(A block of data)
** begin **

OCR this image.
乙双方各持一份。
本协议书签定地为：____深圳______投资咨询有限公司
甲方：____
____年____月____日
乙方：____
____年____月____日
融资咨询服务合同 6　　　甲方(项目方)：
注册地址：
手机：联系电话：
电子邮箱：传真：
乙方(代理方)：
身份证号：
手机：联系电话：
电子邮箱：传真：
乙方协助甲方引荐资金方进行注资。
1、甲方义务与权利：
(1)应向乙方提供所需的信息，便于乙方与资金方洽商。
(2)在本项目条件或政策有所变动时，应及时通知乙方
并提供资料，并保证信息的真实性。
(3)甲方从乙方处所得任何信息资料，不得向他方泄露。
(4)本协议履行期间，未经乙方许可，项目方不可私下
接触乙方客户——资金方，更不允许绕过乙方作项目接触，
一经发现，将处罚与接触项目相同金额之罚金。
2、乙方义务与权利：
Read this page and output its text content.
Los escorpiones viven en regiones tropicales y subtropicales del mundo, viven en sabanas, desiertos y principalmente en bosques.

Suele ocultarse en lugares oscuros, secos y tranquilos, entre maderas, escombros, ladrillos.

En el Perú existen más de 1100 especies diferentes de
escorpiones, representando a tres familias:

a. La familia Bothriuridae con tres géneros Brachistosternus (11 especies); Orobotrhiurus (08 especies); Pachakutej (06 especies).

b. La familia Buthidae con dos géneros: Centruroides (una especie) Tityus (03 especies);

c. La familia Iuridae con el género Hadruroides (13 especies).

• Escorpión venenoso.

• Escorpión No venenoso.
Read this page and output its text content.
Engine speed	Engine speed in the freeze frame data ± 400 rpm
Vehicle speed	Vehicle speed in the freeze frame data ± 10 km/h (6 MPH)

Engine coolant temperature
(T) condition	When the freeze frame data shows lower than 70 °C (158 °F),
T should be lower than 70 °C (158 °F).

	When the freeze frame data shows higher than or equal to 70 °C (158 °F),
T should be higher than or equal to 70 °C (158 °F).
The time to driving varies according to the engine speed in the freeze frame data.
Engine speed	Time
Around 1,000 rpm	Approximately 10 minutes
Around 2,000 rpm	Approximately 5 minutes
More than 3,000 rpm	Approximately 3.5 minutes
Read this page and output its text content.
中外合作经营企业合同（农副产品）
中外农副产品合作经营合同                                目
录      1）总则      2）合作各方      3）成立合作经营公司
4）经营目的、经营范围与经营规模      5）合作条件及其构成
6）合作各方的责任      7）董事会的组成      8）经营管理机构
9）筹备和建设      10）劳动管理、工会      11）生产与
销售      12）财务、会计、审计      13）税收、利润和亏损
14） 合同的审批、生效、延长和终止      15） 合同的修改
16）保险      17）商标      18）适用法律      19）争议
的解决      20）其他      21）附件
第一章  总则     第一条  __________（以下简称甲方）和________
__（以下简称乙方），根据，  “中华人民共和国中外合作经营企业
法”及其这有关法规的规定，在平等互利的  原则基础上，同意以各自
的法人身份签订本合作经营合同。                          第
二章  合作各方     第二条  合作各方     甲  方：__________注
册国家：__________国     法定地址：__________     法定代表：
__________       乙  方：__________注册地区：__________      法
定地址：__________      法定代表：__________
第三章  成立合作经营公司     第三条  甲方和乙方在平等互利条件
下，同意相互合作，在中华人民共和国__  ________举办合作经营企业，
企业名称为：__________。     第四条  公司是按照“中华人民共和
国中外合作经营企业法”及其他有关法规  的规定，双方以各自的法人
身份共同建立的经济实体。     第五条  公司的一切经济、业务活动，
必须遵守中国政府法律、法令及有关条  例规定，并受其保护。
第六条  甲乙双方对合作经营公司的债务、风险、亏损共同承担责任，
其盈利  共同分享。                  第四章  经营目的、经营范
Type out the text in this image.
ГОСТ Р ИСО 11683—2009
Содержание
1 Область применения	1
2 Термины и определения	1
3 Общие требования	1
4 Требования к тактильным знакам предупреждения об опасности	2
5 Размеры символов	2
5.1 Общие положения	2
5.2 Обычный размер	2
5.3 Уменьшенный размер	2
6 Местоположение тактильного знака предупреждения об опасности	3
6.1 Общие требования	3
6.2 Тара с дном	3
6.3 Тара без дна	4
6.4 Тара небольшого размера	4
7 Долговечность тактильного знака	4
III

** end **

EXERCISE BRIEF.
Pull out each line of the records holding the string "предупреждения".

ANSWER FOR THE TASK.
4 Требования к тактильным знакам предупреждения об опасности	2
6 Местоположение тактильного знака предупреждения об опасности	3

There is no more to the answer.